# TASK DATA
◇ ◇ ◇

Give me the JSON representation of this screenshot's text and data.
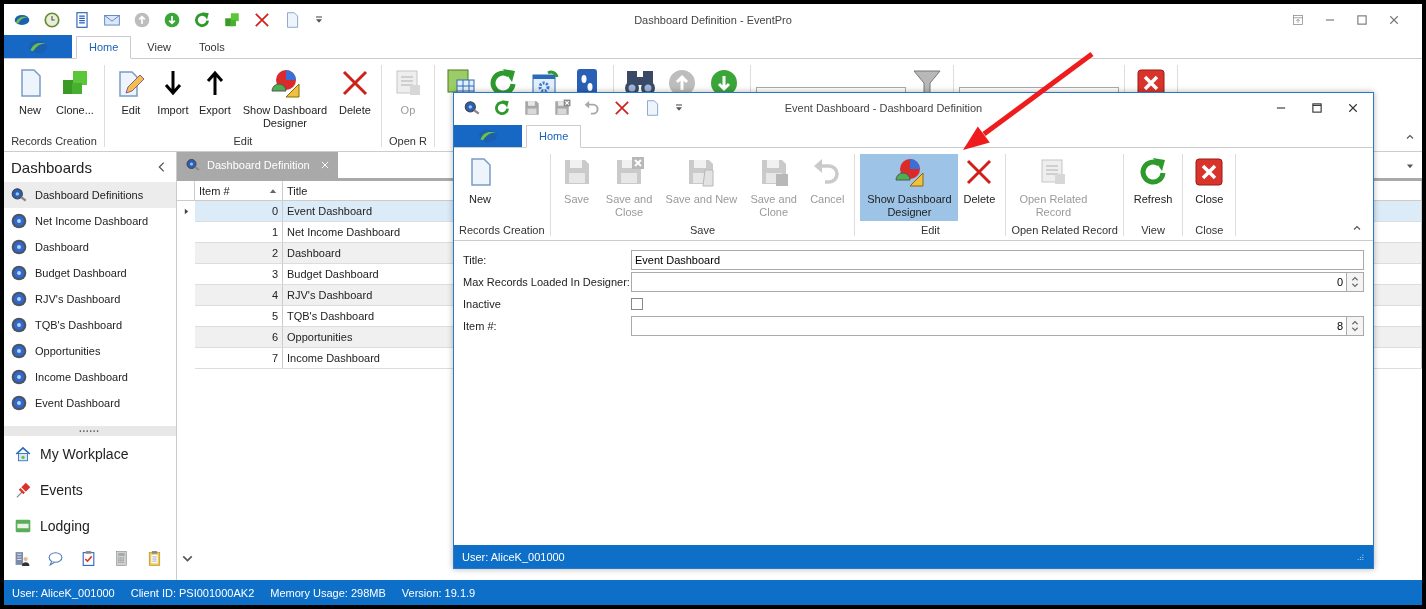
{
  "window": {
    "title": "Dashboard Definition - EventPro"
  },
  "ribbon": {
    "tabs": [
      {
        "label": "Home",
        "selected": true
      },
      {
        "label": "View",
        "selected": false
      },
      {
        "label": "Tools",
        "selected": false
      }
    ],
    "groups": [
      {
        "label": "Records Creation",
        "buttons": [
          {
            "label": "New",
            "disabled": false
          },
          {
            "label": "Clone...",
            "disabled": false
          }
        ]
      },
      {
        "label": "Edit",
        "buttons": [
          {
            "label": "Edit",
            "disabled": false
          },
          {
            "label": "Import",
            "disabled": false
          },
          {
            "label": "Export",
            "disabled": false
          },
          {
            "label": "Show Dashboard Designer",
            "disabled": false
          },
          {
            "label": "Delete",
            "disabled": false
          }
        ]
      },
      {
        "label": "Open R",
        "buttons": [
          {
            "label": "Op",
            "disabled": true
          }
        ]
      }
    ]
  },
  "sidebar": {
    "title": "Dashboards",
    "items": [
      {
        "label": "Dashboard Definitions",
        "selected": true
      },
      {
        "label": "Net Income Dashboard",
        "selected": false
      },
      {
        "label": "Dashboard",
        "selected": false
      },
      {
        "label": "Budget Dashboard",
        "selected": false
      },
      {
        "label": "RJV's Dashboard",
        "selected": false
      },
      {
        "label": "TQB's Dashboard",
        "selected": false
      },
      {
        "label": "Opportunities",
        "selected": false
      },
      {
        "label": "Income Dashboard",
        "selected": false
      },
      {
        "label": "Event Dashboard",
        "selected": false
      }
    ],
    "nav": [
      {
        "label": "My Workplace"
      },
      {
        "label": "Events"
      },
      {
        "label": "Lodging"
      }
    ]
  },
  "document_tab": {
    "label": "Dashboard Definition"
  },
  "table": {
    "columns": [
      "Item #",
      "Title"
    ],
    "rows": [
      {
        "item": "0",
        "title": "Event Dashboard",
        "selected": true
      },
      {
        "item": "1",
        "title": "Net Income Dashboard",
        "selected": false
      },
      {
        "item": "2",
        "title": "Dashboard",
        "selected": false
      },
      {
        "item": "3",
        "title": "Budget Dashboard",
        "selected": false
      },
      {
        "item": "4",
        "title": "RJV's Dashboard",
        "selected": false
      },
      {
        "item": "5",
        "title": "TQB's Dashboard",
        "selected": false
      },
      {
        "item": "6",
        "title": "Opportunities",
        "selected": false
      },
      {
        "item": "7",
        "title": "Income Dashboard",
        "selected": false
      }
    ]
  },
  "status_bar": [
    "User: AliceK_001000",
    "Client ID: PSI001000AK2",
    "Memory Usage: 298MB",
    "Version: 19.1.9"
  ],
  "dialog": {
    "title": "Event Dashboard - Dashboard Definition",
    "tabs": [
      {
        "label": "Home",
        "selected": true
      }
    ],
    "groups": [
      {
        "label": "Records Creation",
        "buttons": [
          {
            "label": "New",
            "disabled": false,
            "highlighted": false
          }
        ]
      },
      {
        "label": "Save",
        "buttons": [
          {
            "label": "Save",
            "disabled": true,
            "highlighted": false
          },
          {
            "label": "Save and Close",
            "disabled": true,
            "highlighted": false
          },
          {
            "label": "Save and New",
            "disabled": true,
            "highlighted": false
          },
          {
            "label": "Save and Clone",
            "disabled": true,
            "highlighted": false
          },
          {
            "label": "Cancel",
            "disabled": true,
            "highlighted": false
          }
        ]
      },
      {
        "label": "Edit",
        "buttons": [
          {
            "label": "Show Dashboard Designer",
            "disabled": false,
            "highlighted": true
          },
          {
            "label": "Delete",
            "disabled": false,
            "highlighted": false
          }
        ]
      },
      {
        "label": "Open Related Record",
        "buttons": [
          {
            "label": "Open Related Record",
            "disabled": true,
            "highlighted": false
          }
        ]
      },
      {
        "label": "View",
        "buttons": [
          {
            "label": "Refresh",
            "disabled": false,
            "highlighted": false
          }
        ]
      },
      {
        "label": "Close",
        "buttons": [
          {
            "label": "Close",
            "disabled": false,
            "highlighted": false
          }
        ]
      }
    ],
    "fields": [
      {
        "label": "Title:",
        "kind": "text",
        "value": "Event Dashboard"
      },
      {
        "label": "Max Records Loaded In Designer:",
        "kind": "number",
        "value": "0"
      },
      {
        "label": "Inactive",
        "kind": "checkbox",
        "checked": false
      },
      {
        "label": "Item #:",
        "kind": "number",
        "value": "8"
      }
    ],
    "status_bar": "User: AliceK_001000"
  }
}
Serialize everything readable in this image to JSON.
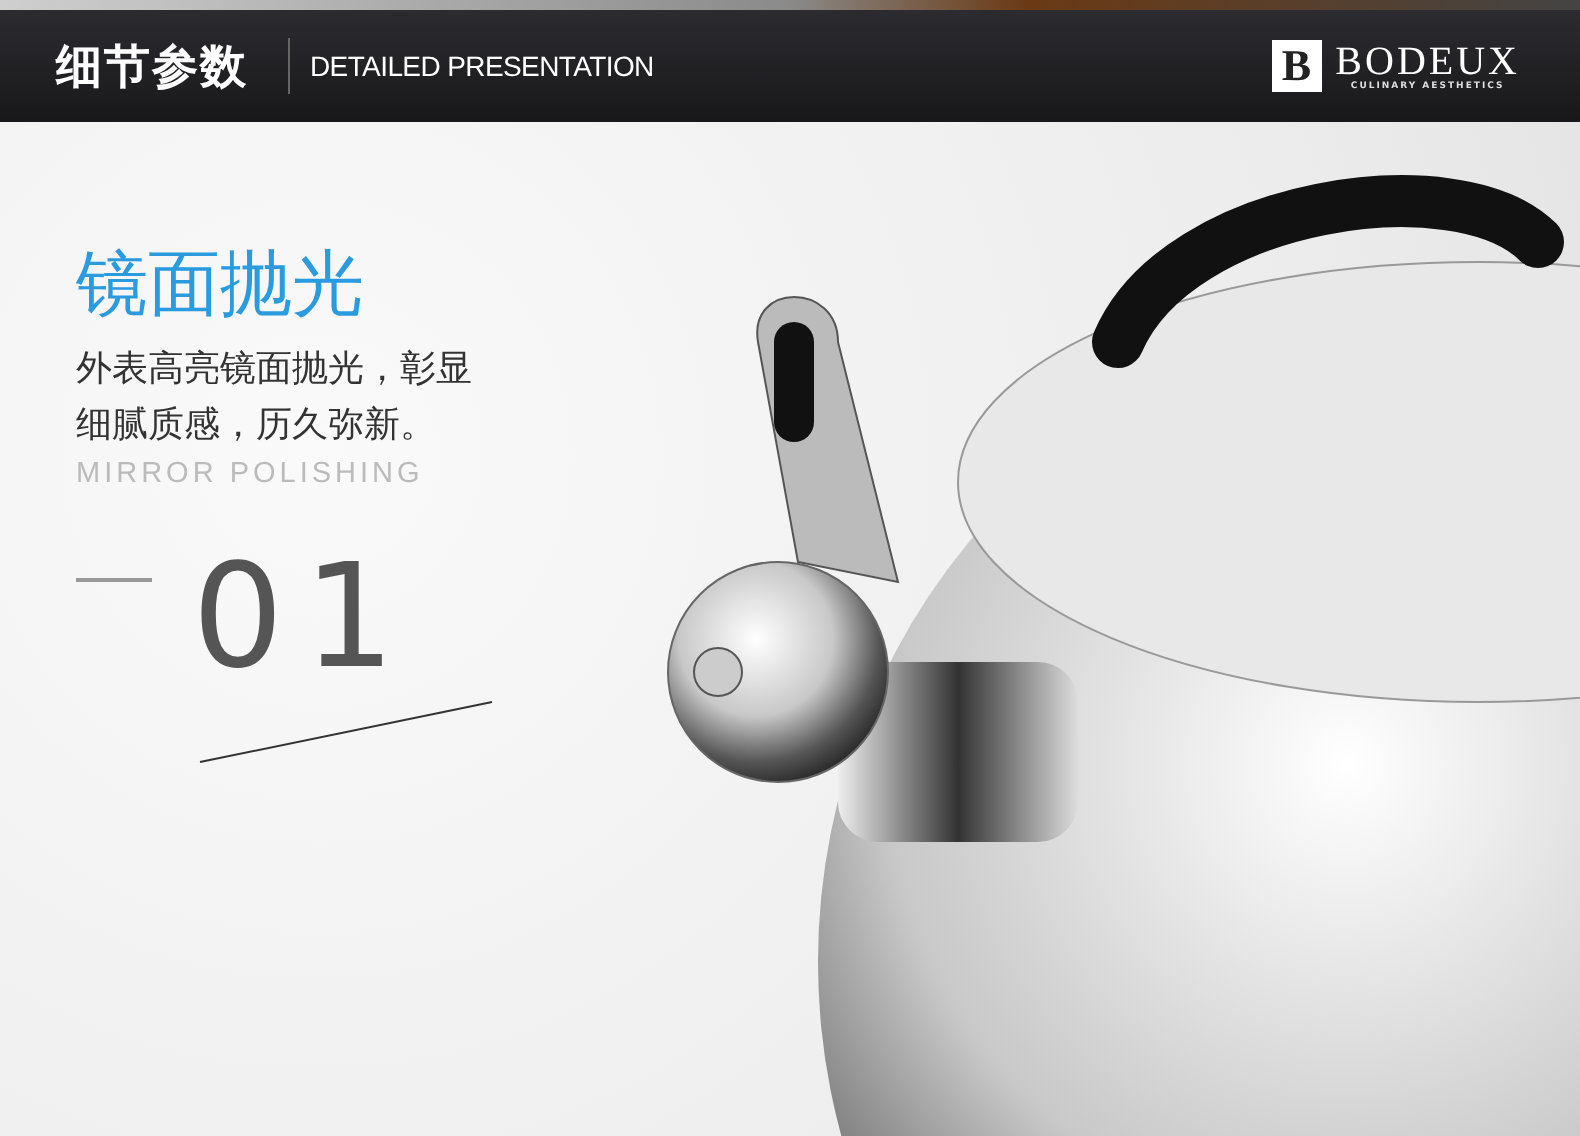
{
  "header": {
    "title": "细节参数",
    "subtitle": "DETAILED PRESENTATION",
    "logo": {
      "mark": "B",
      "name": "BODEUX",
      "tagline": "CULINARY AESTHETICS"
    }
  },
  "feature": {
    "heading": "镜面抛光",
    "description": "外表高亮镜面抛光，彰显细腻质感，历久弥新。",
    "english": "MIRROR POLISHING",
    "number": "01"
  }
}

◇ ◇ ◇

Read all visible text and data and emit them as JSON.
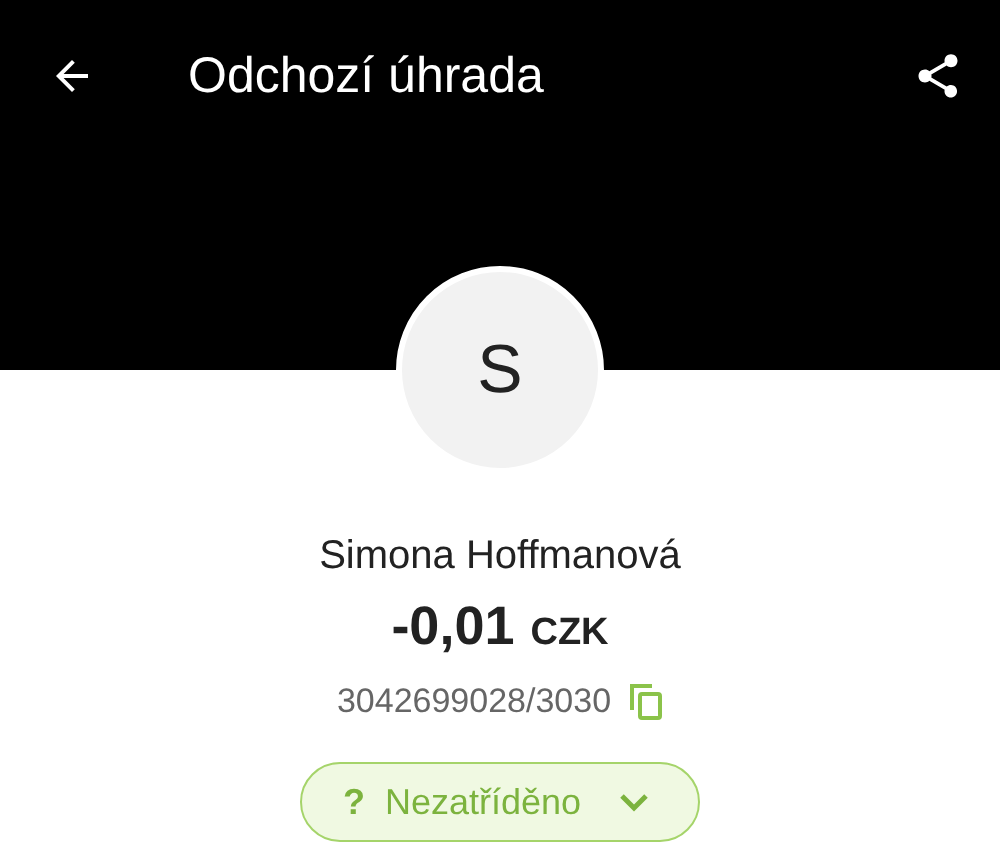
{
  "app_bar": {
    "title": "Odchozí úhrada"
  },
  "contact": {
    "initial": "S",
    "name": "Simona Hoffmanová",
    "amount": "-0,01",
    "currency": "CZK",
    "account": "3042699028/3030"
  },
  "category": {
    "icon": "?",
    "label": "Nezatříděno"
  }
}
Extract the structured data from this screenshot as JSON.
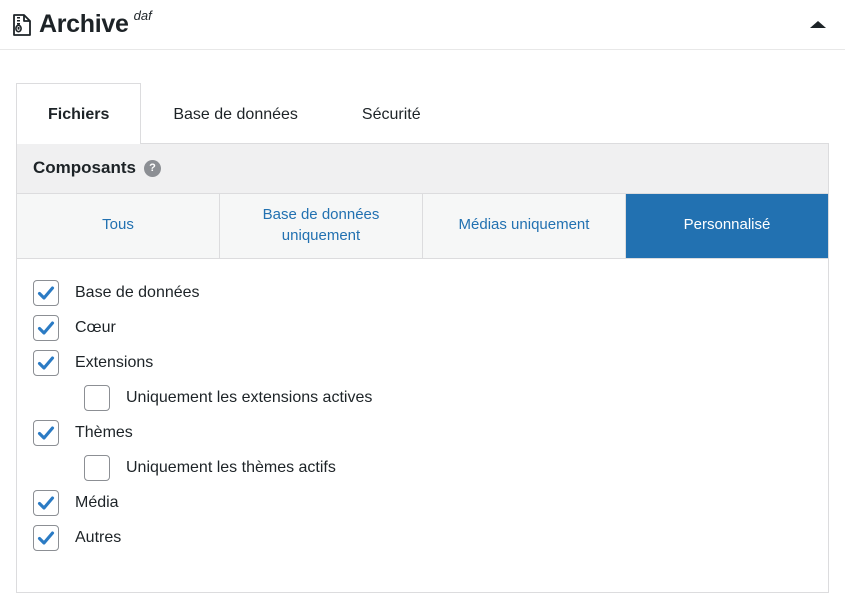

◇ ◇ ◇

# EXERCISE AIM
From the listing above, restate verbatim the lines running from the one with "Read all visible" through the one with "Extract the structured", inclusive, but not the pictures.

# TASK RESULT
Read all visible text and data and emit them as JSON.
{
  "app_bar": {
    "title": "Odchozí úhrada"
  },
  "contact": {
    "initial": "S",
    "name": "Simona Hoffmanová",
    "amount": "-0,01",
    "currency": "CZK",
    "account": "3042699028/3030"
  },
  "category": {
    "icon": "?",
    "label": "Nezatříděno"
  }
}
Extract the structured data from this screenshot as JSON.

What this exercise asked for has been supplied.